_Given task_.
Your task is to copy every line of the entries that contains "likes".
[BEGIN Extracted information]
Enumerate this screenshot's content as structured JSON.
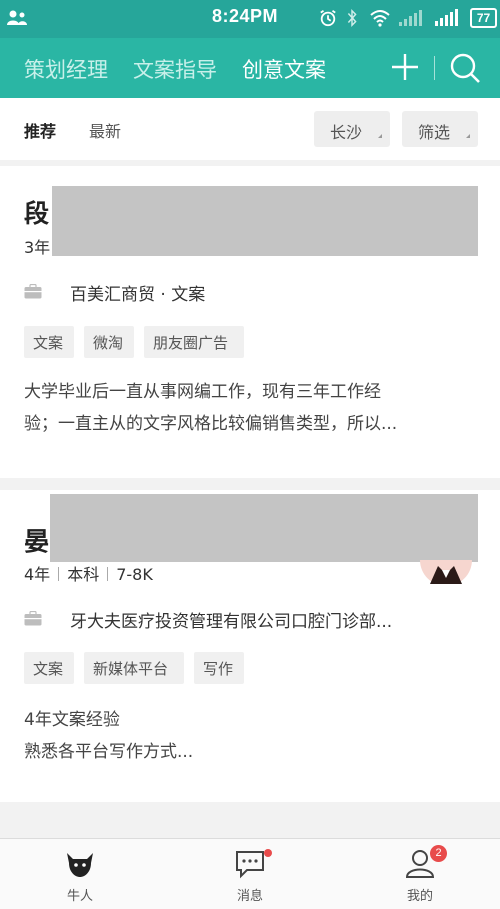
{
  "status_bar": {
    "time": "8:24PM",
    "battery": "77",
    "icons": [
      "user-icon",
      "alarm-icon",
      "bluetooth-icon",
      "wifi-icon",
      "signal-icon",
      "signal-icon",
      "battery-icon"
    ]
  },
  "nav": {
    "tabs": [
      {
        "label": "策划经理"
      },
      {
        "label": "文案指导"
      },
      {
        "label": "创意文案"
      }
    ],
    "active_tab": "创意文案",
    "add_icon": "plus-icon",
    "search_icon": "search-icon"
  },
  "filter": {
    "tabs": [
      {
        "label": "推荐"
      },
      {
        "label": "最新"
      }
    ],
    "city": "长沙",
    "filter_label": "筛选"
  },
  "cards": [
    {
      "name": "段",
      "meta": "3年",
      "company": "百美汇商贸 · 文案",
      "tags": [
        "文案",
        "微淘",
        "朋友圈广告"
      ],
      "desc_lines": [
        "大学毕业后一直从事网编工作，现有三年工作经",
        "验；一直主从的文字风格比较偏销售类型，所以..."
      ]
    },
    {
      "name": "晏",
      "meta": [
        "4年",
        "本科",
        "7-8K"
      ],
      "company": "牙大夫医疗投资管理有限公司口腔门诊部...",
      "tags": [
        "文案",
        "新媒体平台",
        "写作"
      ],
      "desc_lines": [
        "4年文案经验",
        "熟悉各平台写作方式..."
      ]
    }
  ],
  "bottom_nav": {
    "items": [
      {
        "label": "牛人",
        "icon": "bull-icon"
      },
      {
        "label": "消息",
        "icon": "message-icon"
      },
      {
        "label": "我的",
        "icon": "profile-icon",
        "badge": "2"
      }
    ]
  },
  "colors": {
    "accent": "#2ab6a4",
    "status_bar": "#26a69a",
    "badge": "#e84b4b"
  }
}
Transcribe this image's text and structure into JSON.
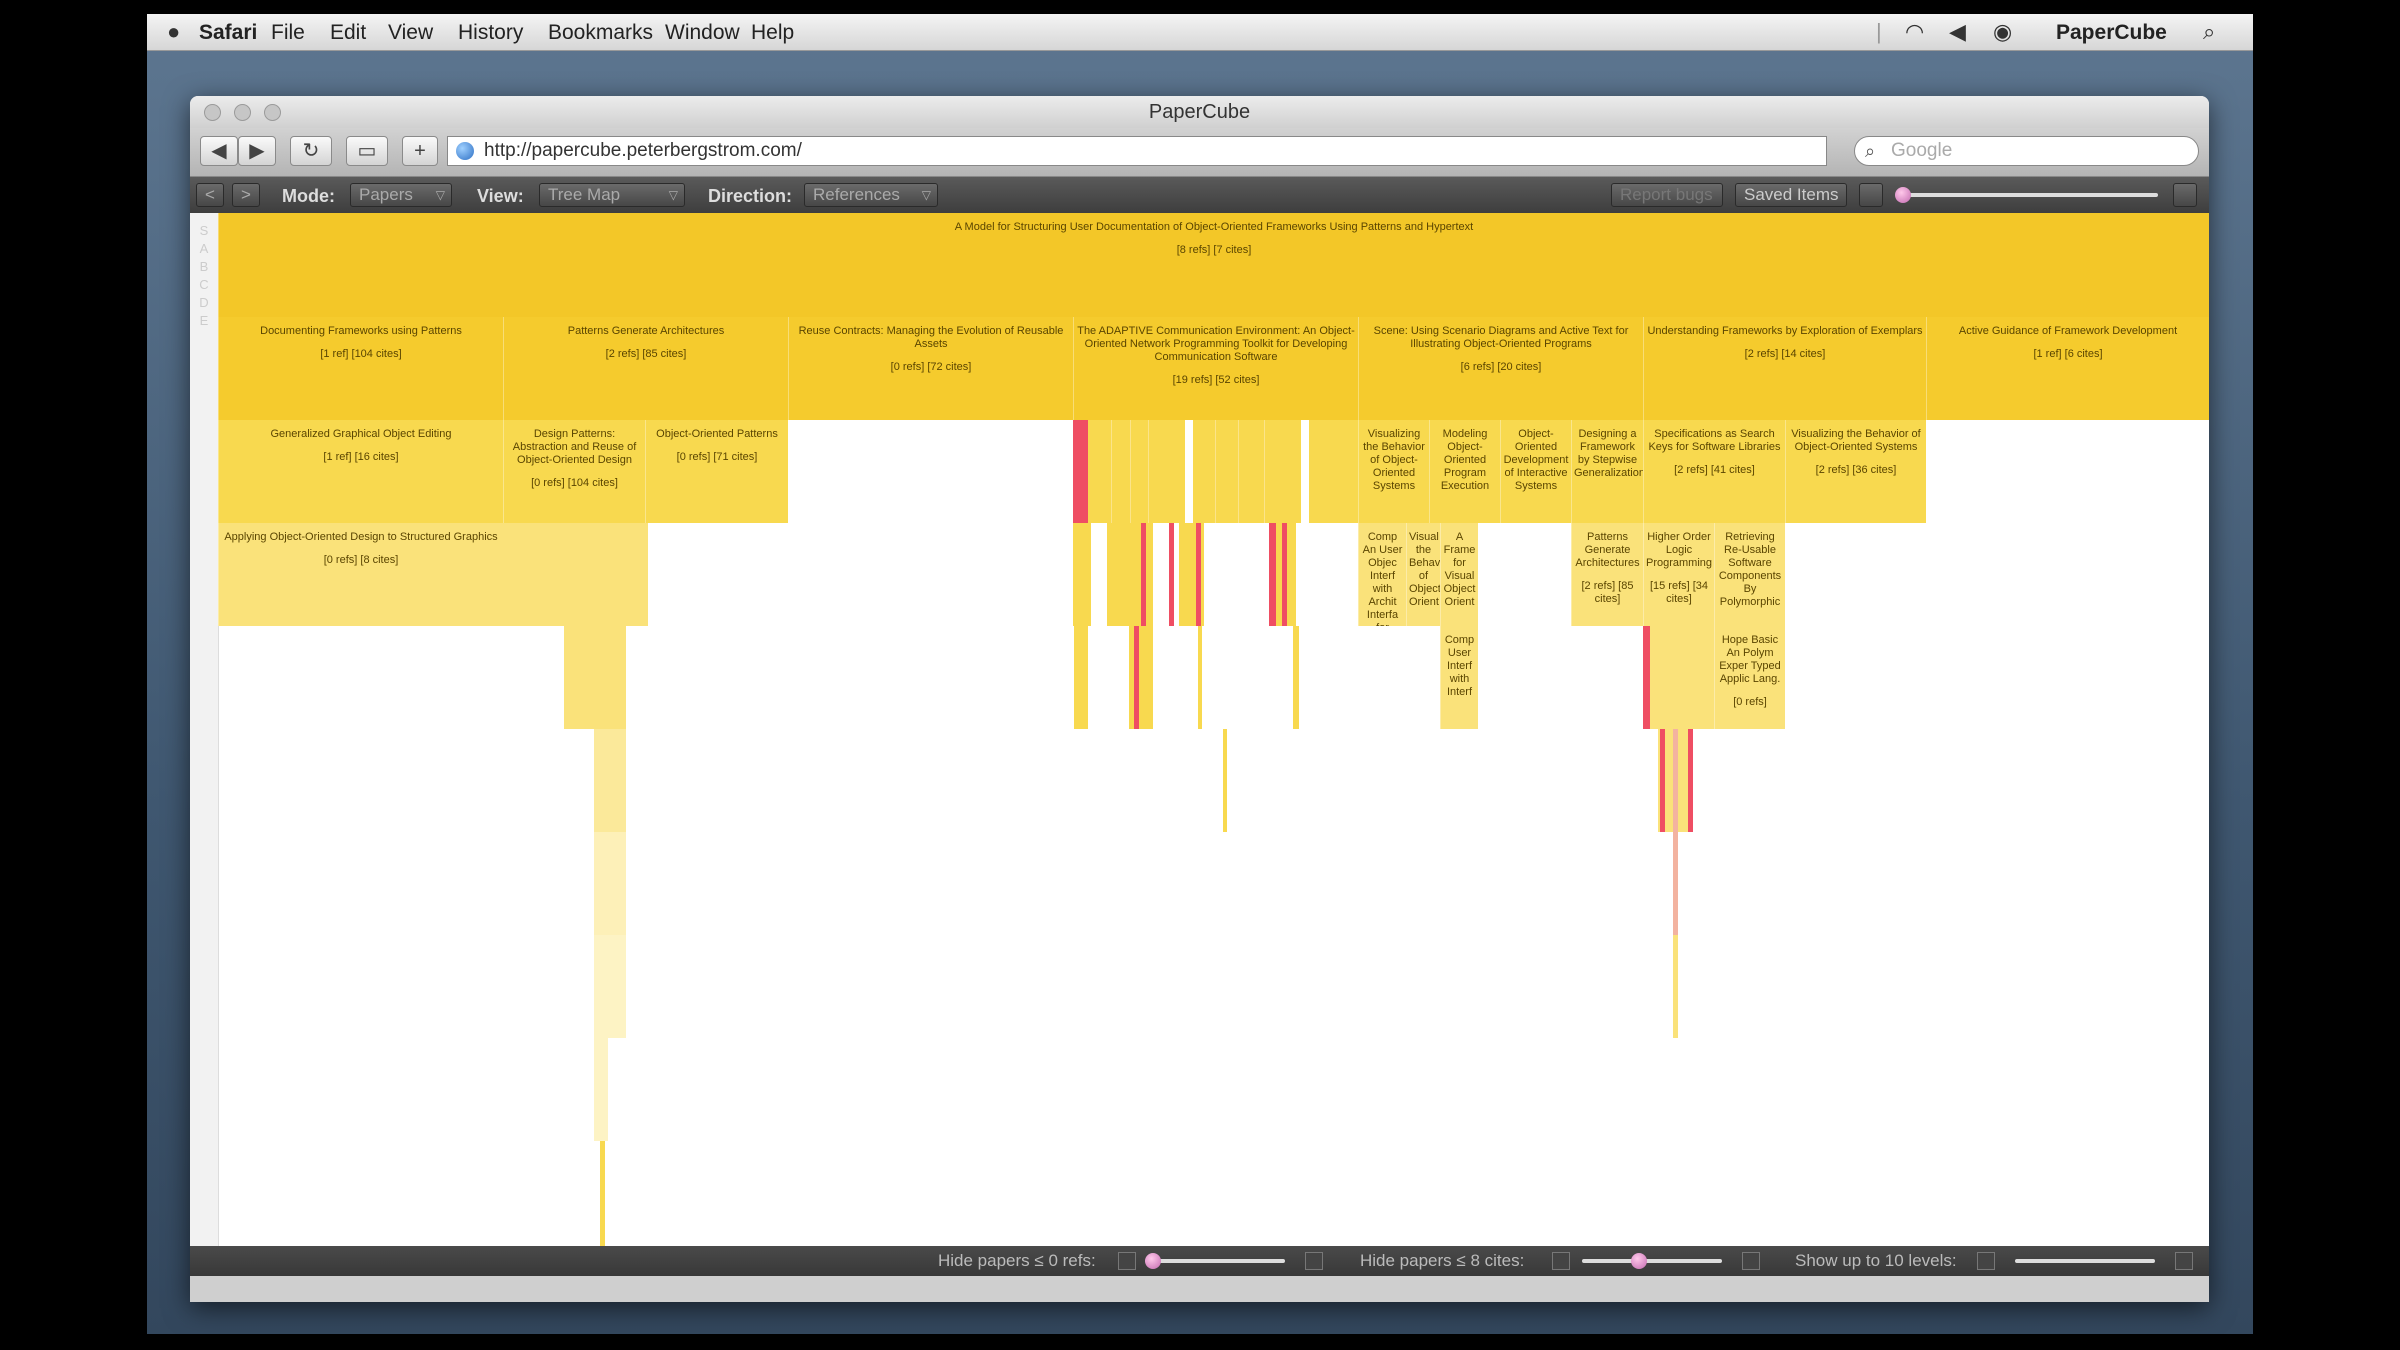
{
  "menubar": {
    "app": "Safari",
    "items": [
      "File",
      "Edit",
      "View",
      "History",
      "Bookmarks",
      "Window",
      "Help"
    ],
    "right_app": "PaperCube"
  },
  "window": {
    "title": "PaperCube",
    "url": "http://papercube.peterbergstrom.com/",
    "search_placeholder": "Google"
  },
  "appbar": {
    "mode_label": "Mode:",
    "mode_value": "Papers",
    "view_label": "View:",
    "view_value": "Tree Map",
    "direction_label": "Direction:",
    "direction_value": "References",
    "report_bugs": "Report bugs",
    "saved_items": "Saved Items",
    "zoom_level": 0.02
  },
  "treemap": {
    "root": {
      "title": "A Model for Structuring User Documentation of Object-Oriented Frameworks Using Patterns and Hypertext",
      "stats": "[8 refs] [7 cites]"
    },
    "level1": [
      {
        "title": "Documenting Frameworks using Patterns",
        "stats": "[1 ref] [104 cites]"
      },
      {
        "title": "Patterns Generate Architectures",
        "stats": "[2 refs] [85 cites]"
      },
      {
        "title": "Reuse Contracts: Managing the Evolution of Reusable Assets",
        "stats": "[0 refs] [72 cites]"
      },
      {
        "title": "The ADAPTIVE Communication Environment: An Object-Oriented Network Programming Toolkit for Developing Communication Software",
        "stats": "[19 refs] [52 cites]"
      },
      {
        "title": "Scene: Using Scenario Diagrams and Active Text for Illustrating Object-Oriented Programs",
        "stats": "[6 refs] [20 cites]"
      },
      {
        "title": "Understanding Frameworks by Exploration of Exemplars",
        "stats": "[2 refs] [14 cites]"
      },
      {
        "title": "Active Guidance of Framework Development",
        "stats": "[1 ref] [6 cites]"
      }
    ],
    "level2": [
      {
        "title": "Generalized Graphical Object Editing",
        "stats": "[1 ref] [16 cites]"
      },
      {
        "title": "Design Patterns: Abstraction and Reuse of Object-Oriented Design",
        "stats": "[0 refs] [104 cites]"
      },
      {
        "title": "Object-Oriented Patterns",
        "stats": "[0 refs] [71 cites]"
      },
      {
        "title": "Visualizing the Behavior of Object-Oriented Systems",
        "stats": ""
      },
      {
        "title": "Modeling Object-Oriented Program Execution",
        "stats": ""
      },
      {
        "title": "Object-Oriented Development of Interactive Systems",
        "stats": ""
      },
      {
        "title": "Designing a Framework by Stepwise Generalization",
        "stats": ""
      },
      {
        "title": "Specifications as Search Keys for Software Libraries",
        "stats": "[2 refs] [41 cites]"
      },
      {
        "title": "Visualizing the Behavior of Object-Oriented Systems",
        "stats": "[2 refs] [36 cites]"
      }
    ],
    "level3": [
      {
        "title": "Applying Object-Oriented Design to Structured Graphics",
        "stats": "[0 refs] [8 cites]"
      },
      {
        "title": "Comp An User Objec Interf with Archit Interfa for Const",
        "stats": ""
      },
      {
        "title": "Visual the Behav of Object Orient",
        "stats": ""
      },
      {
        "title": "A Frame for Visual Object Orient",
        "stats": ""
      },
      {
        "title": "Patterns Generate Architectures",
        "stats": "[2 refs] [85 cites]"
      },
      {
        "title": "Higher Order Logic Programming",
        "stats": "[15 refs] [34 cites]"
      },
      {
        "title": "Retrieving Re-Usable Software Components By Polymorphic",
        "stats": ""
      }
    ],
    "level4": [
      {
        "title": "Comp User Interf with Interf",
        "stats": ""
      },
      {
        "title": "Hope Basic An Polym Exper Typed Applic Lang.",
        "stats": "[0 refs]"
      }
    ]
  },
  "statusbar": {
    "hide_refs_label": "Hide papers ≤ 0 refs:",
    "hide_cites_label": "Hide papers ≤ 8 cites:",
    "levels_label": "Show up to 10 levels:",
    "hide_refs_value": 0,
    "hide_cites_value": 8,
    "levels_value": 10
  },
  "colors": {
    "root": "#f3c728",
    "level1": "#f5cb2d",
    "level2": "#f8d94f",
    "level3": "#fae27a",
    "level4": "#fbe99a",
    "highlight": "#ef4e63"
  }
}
[END Extracted information]
[BEGIN Extracted information]
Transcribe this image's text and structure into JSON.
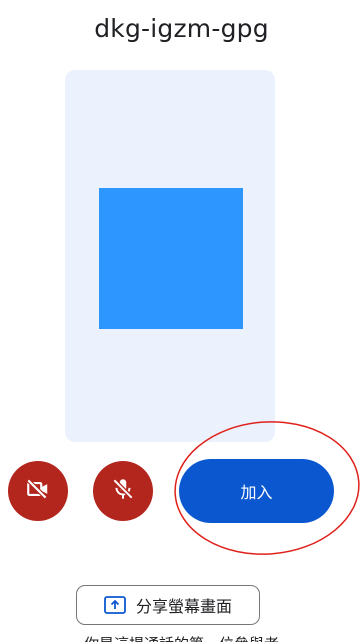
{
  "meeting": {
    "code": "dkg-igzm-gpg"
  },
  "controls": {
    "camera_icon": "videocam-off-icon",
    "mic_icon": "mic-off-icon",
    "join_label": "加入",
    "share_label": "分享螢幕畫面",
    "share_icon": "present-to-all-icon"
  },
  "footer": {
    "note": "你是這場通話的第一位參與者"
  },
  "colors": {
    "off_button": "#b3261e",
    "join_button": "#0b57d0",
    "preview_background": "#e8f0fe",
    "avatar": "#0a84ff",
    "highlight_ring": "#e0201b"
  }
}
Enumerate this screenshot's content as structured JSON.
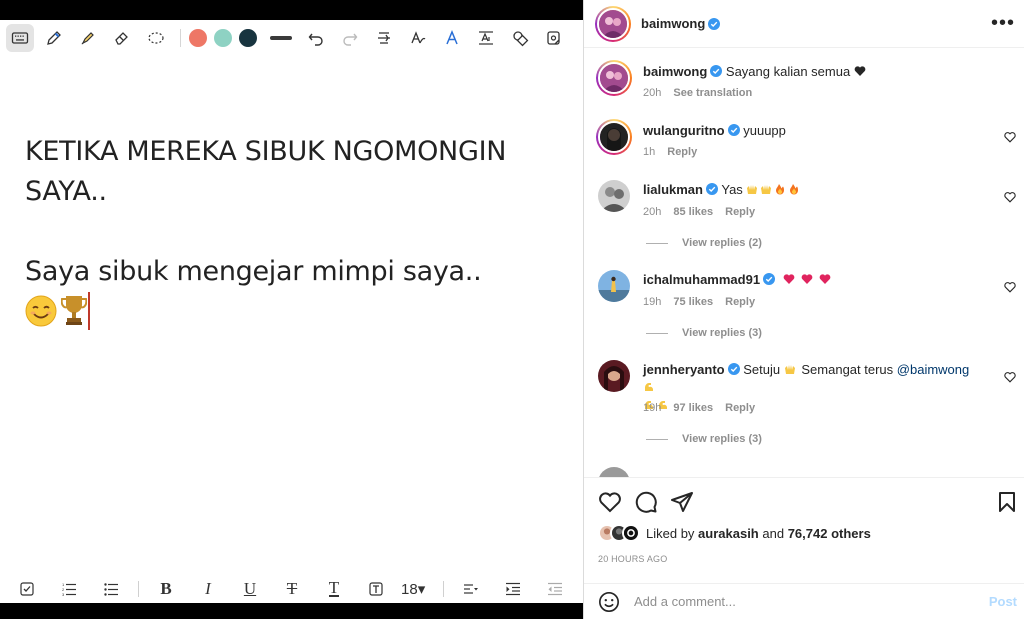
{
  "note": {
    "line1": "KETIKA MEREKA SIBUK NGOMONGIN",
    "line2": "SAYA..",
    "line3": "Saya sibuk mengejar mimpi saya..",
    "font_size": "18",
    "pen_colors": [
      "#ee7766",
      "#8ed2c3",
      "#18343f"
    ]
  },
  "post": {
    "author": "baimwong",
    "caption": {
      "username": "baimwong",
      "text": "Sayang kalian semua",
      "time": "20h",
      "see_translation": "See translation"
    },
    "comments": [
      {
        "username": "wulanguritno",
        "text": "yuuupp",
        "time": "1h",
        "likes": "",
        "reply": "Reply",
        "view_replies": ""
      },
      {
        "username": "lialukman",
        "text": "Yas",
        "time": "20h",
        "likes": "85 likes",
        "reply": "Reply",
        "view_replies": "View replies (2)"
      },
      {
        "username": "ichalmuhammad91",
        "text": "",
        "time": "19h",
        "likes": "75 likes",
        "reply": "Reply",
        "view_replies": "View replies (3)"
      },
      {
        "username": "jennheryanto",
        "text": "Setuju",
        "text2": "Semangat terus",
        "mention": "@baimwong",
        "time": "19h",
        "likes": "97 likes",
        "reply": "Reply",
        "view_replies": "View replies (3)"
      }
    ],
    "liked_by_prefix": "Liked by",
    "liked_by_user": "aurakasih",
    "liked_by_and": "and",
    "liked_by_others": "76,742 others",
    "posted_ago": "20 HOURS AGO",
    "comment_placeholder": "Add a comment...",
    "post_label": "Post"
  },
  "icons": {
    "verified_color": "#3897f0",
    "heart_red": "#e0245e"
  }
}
[END Extracted information]
[BEGIN Extracted information]
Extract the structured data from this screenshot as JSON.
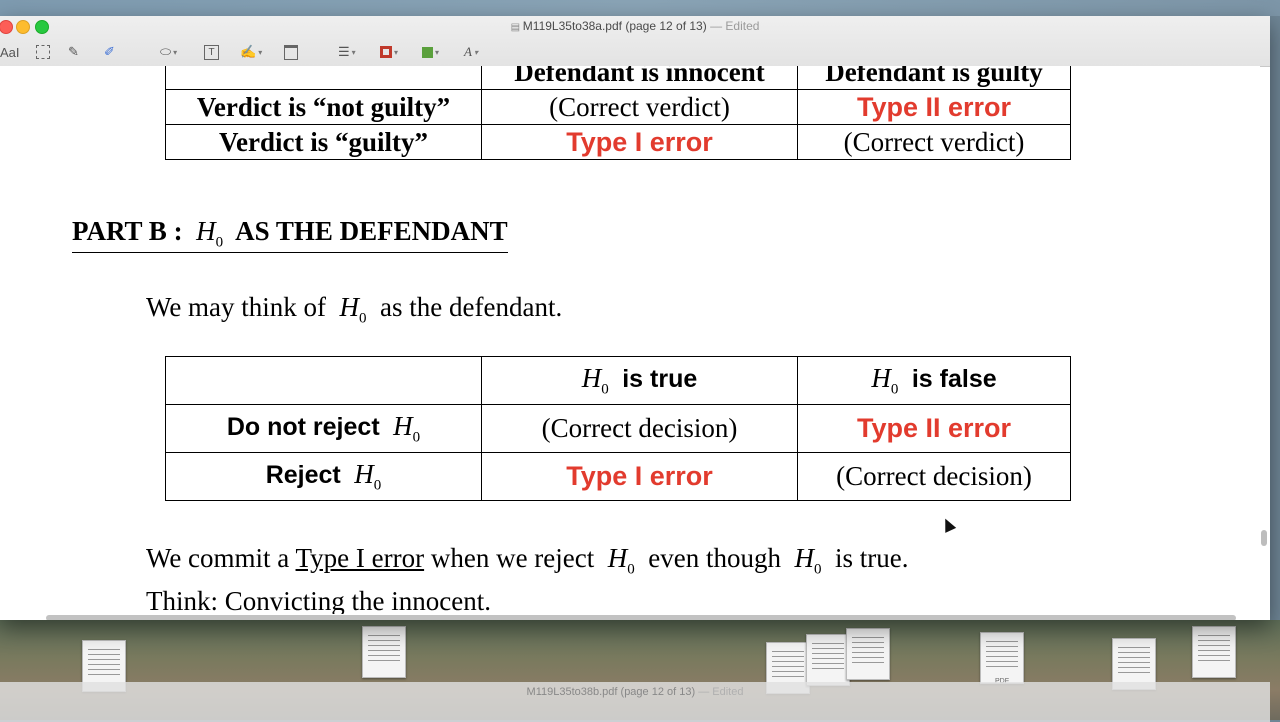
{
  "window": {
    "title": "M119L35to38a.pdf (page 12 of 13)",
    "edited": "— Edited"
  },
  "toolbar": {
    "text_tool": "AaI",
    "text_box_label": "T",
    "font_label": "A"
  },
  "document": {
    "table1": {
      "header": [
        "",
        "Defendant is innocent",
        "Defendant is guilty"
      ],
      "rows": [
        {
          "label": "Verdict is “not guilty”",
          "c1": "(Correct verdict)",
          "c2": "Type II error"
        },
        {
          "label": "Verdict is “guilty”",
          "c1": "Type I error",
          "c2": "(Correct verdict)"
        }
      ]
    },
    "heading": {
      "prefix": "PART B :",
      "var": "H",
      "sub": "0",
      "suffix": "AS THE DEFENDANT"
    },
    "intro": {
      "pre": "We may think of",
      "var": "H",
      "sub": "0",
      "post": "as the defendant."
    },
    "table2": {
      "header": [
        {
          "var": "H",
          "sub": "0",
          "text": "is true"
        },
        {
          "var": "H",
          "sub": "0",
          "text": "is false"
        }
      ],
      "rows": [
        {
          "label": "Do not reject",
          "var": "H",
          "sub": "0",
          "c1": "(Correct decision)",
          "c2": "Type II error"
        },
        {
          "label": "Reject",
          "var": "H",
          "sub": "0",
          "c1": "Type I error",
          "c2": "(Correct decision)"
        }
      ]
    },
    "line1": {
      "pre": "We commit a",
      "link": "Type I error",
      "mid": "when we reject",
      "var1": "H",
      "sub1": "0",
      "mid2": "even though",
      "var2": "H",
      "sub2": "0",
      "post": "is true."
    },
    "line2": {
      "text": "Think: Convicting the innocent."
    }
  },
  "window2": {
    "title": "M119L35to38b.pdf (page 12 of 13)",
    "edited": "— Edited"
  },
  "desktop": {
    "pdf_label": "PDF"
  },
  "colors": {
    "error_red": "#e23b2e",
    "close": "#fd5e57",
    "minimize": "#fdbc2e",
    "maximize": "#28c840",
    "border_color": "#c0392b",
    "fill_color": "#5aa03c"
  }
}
[END Extracted information]
_Answer for the task_.
        "likes": "",
        "likes": "85 likes",
        "likes": "75 likes",
        "likes": "97 likes",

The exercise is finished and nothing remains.